● Task requirements
Take every line from the listing below that contains "molten".

━━━━

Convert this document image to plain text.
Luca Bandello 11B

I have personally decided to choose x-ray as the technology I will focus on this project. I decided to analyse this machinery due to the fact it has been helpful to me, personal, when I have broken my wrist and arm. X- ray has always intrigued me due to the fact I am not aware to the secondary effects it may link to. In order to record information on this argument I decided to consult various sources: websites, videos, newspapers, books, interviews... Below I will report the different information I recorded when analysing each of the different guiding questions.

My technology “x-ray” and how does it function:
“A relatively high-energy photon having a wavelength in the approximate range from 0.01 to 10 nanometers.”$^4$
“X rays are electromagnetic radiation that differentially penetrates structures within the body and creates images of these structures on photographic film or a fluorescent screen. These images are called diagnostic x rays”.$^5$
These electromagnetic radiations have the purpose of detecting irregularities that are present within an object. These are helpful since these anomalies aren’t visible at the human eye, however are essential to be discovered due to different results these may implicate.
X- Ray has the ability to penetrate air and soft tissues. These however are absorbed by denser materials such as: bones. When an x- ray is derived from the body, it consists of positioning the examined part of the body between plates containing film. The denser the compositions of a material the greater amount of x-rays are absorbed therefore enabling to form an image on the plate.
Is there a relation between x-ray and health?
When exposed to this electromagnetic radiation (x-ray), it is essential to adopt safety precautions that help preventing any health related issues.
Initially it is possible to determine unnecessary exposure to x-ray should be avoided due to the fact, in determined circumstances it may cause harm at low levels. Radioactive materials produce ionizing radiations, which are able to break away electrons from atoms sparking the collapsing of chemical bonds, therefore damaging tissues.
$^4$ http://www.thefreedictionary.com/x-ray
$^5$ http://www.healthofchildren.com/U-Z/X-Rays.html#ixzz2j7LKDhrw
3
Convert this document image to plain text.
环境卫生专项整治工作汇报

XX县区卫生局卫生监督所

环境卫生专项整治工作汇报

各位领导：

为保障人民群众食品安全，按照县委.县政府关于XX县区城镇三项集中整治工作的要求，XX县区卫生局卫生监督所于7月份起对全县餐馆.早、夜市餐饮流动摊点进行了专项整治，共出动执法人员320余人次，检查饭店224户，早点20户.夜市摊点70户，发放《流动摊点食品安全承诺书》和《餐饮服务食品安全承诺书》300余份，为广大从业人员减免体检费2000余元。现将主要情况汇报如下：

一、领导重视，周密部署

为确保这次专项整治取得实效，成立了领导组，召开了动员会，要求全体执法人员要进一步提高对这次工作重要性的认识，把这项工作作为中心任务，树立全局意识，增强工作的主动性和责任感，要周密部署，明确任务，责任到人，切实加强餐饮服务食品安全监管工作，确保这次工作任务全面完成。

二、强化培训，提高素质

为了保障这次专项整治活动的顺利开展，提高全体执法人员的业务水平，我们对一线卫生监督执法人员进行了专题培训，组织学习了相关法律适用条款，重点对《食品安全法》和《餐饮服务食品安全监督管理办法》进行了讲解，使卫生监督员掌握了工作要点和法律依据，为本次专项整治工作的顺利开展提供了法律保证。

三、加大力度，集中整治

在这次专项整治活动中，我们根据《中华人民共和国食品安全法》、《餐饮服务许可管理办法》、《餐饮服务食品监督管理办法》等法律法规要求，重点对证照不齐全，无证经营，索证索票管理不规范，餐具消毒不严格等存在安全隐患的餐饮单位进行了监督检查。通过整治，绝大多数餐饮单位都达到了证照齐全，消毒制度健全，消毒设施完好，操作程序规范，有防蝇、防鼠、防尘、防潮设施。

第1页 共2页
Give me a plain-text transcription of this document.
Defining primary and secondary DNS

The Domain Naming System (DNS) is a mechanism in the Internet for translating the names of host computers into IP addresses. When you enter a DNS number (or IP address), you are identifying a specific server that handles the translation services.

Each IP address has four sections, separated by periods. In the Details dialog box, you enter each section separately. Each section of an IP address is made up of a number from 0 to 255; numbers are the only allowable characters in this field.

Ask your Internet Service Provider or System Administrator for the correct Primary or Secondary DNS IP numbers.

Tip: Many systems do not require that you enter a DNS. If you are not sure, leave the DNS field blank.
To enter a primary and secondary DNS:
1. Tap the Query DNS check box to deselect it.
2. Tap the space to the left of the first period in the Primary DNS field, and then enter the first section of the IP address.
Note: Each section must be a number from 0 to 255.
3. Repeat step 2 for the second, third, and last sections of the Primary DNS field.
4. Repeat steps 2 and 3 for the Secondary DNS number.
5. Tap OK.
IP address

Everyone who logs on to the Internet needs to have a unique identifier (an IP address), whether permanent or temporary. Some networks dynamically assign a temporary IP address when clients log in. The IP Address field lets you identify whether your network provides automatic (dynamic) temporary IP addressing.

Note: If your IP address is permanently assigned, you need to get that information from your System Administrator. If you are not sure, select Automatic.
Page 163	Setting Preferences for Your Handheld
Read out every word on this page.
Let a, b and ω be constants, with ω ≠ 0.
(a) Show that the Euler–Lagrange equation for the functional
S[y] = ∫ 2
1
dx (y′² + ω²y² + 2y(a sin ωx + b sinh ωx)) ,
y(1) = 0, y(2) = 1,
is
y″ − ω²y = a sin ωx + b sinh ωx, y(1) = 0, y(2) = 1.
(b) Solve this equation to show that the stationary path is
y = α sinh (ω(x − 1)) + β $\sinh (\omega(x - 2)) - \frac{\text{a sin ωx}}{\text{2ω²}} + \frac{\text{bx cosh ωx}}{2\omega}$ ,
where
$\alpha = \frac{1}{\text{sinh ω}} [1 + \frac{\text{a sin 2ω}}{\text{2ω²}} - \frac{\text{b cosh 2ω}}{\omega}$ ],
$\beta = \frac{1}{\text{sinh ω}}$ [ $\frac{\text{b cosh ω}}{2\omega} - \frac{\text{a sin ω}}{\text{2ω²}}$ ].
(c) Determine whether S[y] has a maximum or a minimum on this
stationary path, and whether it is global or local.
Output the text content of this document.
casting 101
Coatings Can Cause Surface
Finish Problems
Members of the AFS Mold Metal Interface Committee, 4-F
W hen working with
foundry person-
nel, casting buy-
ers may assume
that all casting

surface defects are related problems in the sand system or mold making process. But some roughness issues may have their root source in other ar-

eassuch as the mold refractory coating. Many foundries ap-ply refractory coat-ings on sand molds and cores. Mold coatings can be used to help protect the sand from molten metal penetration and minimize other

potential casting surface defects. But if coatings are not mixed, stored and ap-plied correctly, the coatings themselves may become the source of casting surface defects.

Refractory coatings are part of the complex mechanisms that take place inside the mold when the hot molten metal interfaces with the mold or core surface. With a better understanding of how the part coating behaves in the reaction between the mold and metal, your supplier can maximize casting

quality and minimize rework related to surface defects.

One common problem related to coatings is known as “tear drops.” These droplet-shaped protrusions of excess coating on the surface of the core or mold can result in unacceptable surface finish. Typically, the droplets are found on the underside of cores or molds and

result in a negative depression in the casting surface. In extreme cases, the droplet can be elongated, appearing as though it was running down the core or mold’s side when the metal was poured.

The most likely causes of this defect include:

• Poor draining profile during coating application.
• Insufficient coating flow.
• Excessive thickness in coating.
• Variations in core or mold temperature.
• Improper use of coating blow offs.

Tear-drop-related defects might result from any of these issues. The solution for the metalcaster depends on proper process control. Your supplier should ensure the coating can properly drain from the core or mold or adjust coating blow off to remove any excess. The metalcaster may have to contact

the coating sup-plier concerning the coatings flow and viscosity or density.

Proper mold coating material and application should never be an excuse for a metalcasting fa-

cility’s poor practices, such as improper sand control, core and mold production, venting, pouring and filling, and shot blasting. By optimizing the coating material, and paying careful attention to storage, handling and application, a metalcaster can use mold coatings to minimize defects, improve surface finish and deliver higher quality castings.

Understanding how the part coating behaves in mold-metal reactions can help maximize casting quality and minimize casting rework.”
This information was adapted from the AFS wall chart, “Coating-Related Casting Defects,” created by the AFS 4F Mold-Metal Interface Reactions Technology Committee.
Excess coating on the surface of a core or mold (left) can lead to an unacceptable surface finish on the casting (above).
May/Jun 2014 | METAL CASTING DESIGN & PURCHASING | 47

━━━━

● Finished task
eassuch as the mold refractory coating. Many foundries ap-ply refractory coat-ings on sand molds and cores. Mold coatings can be used to help protect the sand from molten metal penetration and minimize other
Refractory coatings are part of the complex mechanisms that take place inside the mold when the hot molten metal interfaces with the mold or core surface. With a better understanding of how the part coating behaves in the reaction between the mold and metal, your supplier can maximize casting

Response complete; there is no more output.